§ **What is required**:
Retype the whole listing below, character for character.
------
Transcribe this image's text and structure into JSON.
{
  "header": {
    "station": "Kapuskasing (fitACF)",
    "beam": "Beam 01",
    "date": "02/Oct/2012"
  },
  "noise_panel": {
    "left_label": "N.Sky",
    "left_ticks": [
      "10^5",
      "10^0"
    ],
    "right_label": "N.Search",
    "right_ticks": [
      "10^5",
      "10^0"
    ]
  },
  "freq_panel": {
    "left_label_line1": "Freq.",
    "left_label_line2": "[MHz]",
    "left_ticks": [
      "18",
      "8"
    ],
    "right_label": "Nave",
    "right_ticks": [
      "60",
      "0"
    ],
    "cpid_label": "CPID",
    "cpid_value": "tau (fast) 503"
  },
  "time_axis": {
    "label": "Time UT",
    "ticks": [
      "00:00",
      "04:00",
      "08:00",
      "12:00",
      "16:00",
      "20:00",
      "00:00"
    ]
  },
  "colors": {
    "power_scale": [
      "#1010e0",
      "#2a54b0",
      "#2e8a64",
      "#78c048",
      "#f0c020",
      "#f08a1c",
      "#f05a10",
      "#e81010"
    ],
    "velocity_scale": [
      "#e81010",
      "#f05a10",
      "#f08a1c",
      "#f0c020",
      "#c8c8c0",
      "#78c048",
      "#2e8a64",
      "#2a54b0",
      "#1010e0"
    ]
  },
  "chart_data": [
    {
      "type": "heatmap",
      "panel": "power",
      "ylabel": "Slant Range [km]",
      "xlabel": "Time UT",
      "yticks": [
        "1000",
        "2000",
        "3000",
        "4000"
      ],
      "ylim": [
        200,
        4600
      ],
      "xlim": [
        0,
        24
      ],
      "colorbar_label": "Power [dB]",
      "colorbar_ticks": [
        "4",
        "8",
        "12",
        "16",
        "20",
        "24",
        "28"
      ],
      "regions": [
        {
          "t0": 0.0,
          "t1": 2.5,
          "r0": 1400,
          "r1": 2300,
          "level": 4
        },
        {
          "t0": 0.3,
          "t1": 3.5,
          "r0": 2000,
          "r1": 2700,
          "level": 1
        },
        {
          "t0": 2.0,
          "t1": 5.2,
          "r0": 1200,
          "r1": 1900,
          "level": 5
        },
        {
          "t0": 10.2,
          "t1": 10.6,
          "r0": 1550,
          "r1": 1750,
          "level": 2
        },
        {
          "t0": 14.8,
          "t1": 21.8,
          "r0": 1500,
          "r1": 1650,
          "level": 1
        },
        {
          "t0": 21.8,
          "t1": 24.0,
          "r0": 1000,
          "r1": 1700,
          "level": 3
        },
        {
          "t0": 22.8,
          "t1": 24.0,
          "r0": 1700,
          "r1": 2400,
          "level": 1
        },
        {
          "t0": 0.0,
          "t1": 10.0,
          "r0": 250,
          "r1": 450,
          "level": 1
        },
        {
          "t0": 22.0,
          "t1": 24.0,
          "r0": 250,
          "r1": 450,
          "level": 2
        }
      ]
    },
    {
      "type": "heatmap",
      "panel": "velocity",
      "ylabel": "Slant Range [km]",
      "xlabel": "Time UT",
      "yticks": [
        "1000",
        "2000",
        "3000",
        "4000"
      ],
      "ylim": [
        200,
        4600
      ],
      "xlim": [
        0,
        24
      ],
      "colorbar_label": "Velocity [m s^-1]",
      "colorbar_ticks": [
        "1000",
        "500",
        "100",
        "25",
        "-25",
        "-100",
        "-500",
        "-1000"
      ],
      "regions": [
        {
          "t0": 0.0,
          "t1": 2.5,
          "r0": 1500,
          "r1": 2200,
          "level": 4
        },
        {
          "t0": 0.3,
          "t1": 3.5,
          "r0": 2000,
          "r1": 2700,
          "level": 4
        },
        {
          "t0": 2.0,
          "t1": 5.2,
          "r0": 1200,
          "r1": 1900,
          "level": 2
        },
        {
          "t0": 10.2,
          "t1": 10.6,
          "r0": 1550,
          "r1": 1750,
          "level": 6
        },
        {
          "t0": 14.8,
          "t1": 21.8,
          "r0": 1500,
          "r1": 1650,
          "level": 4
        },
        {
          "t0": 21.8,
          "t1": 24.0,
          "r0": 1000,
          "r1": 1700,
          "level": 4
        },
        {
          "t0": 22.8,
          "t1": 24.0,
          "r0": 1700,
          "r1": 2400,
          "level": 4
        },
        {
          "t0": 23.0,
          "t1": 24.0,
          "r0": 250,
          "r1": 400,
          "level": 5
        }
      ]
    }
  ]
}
------
§ **Answer to this task**:
Transcribe this image's text and structure into JSON.
{
  "header": {
    "station": "Kapuskasing (fitACF)",
    "beam": "Beam 01",
    "date": "02/Oct/2012"
  },
  "noise_panel": {
    "left_label": "N.Sky",
    "left_ticks": [
      "10^5",
      "10^0"
    ],
    "right_label": "N.Search",
    "right_ticks": [
      "10^5",
      "10^0"
    ]
  },
  "freq_panel": {
    "left_label_line1": "Freq.",
    "left_label_line2": "[MHz]",
    "left_ticks": [
      "18",
      "8"
    ],
    "right_label": "Nave",
    "right_ticks": [
      "60",
      "0"
    ],
    "cpid_label": "CPID",
    "cpid_value": "tau (fast) 503"
  },
  "time_axis": {
    "label": "Time UT",
    "ticks": [
      "00:00",
      "04:00",
      "08:00",
      "12:00",
      "16:00",
      "20:00",
      "00:00"
    ]
  },
  "colors": {
    "power_scale": [
      "#1010e0",
      "#2a54b0",
      "#2e8a64",
      "#78c048",
      "#f0c020",
      "#f08a1c",
      "#f05a10",
      "#e81010"
    ],
    "velocity_scale": [
      "#e81010",
      "#f05a10",
      "#f08a1c",
      "#f0c020",
      "#c8c8c0",
      "#78c048",
      "#2e8a64",
      "#2a54b0",
      "#1010e0"
    ]
  },
  "chart_data": [
    {
      "type": "heatmap",
      "panel": "power",
      "ylabel": "Slant Range [km]",
      "xlabel": "Time UT",
      "yticks": [
        "1000",
        "2000",
        "3000",
        "4000"
      ],
      "ylim": [
        200,
        4600
      ],
      "xlim": [
        0,
        24
      ],
      "colorbar_label": "Power [dB]",
      "colorbar_ticks": [
        "4",
        "8",
        "12",
        "16",
        "20",
        "24",
        "28"
      ],
      "regions": [
        {
          "t0": 0.0,
          "t1": 2.5,
          "r0": 1400,
          "r1": 2300,
          "level": 4
        },
        {
          "t0": 0.3,
          "t1": 3.5,
          "r0": 2000,
          "r1": 2700,
          "level": 1
        },
        {
          "t0": 2.0,
          "t1": 5.2,
          "r0": 1200,
          "r1": 1900,
          "level": 5
        },
        {
          "t0": 10.2,
          "t1": 10.6,
          "r0": 1550,
          "r1": 1750,
          "level": 2
        },
        {
          "t0": 14.8,
          "t1": 21.8,
          "r0": 1500,
          "r1": 1650,
          "level": 1
        },
        {
          "t0": 21.8,
          "t1": 24.0,
          "r0": 1000,
          "r1": 1700,
          "level": 3
        },
        {
          "t0": 22.8,
          "t1": 24.0,
          "r0": 1700,
          "r1": 2400,
          "level": 1
        },
        {
          "t0": 0.0,
          "t1": 10.0,
          "r0": 250,
          "r1": 450,
          "level": 1
        },
        {
          "t0": 22.0,
          "t1": 24.0,
          "r0": 250,
          "r1": 450,
          "level": 2
        }
      ]
    },
    {
      "type": "heatmap",
      "panel": "velocity",
      "ylabel": "Slant Range [km]",
      "xlabel": "Time UT",
      "yticks": [
        "1000",
        "2000",
        "3000",
        "4000"
      ],
      "ylim": [
        200,
        4600
      ],
      "xlim": [
        0,
        24
      ],
      "colorbar_label": "Velocity [m s^-1]",
      "colorbar_ticks": [
        "1000",
        "500",
        "100",
        "25",
        "-25",
        "-100",
        "-500",
        "-1000"
      ],
      "regions": [
        {
          "t0": 0.0,
          "t1": 2.5,
          "r0": 1500,
          "r1": 2200,
          "level": 4
        },
        {
          "t0": 0.3,
          "t1": 3.5,
          "r0": 2000,
          "r1": 2700,
          "level": 4
        },
        {
          "t0": 2.0,
          "t1": 5.2,
          "r0": 1200,
          "r1": 1900,
          "level": 2
        },
        {
          "t0": 10.2,
          "t1": 10.6,
          "r0": 1550,
          "r1": 1750,
          "level": 6
        },
        {
          "t0": 14.8,
          "t1": 21.8,
          "r0": 1500,
          "r1": 1650,
          "level": 4
        },
        {
          "t0": 21.8,
          "t1": 24.0,
          "r0": 1000,
          "r1": 1700,
          "level": 4
        },
        {
          "t0": 22.8,
          "t1": 24.0,
          "r0": 1700,
          "r1": 2400,
          "level": 4
        },
        {
          "t0": 23.0,
          "t1": 24.0,
          "r0": 250,
          "r1": 400,
          "level": 5
        }
      ]
    }
  ]
}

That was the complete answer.